Problem to solve →
Pick out every line holding the string "elements" and copy it.

Given records →
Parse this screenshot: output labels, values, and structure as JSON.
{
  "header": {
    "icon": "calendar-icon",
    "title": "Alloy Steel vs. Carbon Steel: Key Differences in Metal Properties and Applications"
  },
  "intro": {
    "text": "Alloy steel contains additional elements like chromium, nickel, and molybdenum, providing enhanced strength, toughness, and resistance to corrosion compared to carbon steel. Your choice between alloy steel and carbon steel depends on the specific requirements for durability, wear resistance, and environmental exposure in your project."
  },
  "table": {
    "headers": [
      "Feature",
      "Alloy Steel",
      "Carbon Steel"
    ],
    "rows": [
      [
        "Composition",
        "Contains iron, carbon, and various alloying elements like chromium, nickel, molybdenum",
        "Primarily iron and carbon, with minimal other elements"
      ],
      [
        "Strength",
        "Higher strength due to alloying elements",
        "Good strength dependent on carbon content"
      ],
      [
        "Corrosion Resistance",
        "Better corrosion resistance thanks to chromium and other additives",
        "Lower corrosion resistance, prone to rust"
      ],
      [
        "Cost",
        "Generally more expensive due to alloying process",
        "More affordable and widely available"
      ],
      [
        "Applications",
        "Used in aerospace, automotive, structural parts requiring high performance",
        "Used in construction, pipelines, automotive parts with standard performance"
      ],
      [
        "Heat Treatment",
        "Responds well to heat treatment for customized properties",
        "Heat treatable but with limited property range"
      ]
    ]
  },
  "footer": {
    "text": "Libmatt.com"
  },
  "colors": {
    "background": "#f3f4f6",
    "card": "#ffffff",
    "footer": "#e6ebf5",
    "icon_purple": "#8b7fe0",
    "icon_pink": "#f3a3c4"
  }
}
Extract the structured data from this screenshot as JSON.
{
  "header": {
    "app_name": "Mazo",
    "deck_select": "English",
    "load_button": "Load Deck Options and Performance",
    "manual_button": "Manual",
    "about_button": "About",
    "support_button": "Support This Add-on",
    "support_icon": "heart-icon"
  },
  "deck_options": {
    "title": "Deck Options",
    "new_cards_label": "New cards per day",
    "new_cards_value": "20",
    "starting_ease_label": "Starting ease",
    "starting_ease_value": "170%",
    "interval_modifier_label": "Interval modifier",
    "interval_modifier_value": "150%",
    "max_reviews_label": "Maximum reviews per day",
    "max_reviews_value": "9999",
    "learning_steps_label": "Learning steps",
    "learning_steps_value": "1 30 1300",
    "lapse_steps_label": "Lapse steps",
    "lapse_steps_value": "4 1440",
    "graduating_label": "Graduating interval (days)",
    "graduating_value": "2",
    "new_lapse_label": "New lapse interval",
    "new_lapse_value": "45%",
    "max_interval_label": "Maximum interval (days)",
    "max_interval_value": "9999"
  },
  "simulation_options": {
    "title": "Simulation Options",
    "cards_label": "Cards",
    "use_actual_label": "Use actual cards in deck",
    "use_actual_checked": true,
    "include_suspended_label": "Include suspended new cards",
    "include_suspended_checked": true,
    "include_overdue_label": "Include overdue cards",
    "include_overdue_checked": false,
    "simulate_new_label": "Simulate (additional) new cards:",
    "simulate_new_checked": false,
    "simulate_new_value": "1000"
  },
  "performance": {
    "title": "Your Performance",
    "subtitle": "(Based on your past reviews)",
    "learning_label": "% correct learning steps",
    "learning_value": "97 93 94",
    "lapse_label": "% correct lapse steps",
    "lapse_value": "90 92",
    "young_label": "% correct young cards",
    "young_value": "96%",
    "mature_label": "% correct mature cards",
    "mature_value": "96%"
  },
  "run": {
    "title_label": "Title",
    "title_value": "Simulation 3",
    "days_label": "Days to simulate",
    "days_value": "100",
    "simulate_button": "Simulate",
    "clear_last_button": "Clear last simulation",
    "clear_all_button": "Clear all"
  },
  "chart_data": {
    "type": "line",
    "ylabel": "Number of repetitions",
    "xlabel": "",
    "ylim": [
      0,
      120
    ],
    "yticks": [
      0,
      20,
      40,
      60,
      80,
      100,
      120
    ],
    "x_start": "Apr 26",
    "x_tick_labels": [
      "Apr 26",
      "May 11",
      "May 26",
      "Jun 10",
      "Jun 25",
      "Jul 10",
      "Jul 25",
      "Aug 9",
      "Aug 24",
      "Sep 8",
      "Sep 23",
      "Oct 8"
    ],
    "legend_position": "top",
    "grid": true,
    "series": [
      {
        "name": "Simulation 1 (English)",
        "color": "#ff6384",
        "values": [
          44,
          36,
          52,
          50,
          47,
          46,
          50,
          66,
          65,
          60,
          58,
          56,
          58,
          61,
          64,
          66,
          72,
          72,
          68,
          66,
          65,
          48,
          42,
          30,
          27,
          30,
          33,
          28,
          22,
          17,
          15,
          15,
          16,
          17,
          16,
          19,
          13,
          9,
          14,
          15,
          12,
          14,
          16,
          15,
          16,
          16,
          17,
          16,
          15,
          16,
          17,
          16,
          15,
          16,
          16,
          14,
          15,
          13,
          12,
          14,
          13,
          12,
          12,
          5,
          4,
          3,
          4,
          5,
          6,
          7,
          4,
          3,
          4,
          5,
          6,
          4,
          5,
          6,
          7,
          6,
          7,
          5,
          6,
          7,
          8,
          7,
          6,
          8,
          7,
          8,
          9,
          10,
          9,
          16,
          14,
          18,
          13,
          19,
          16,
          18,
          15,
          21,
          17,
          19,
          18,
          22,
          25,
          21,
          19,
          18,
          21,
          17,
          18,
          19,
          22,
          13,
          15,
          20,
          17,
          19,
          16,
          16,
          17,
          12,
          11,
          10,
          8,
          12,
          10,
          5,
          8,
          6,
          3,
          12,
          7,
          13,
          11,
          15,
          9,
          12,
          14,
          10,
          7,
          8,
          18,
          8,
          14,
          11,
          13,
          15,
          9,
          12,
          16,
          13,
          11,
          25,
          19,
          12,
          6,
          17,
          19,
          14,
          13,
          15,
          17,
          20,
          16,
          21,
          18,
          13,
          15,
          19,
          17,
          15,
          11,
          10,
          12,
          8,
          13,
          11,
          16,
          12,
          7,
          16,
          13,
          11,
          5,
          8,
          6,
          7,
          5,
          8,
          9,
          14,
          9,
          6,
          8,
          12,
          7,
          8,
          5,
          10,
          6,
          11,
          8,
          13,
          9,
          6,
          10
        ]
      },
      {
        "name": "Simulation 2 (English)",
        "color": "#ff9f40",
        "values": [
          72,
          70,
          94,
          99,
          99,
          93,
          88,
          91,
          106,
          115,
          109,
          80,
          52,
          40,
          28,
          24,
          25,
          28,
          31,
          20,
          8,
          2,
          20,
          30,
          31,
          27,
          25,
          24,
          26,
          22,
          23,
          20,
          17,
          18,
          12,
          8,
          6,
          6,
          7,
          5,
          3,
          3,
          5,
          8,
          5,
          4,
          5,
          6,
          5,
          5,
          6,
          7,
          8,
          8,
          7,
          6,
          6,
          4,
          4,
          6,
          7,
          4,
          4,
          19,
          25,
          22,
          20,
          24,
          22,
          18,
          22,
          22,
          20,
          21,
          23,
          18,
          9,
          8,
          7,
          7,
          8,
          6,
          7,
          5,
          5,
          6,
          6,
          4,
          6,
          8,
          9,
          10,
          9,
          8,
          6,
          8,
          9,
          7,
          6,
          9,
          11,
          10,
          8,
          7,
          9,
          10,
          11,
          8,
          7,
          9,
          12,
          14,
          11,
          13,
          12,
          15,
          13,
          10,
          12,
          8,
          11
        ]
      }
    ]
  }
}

Final result →
    "text": "Alloy steel contains additional elements like chromium, nickel, and molybdenum, providing enhanced strength, toughness, and resistance to corrosion compared to carbon steel. Your choice between alloy steel and carbon steel depends on the specific requirements for durability, wear resistance, and environmental exposure in your project."
        "Contains iron, carbon, and various alloying elements like chromium, nickel, molybdenum",
        "Primarily iron and carbon, with minimal other elements"
        "Higher strength due to alloying elements",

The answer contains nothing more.